[Saved entries]
________________
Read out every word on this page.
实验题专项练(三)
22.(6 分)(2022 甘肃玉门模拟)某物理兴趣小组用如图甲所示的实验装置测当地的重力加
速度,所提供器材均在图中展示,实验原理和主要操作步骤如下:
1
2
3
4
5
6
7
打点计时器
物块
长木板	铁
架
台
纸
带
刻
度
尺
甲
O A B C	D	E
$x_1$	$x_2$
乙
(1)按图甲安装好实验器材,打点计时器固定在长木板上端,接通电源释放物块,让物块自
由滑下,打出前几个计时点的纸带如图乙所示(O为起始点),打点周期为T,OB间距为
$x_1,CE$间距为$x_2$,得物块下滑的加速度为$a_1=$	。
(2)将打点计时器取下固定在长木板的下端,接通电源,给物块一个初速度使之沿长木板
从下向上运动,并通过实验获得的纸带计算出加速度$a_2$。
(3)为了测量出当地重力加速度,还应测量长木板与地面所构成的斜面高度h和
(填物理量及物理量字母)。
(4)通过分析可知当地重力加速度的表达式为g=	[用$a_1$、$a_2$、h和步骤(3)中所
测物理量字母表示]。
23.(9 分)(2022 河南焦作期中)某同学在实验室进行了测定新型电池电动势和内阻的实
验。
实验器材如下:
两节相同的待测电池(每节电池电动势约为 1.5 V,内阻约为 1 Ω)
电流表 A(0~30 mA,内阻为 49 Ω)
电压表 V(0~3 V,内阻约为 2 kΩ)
________________
- What the task requires -
Above are some records. Print them all exactly.

- Result for this task -
Read out every word on this page.
实验题专项练(三)
22.(6 分)(2022 甘肃玉门模拟)某物理兴趣小组用如图甲所示的实验装置测当地的重力加
速度,所提供器材均在图中展示,实验原理和主要操作步骤如下:
1
2
3
4
5
6
7
打点计时器
物块
长木板	铁
架
台
纸
带
刻
度
尺
甲
O A B C	D	E
$x_1$	$x_2$
乙
(1)按图甲安装好实验器材,打点计时器固定在长木板上端,接通电源释放物块,让物块自
由滑下,打出前几个计时点的纸带如图乙所示(O为起始点),打点周期为T,OB间距为
$x_1,CE$间距为$x_2$,得物块下滑的加速度为$a_1=$	。
(2)将打点计时器取下固定在长木板的下端,接通电源,给物块一个初速度使之沿长木板
从下向上运动,并通过实验获得的纸带计算出加速度$a_2$。
(3)为了测量出当地重力加速度,还应测量长木板与地面所构成的斜面高度h和
(填物理量及物理量字母)。
(4)通过分析可知当地重力加速度的表达式为g=	[用$a_1$、$a_2$、h和步骤(3)中所
测物理量字母表示]。
23.(9 分)(2022 河南焦作期中)某同学在实验室进行了测定新型电池电动势和内阻的实
验。
实验器材如下:
两节相同的待测电池(每节电池电动势约为 1.5 V,内阻约为 1 Ω)
电流表 A(0~30 mA,内阻为 49 Ω)
电压表 V(0~3 V,内阻约为 2 kΩ)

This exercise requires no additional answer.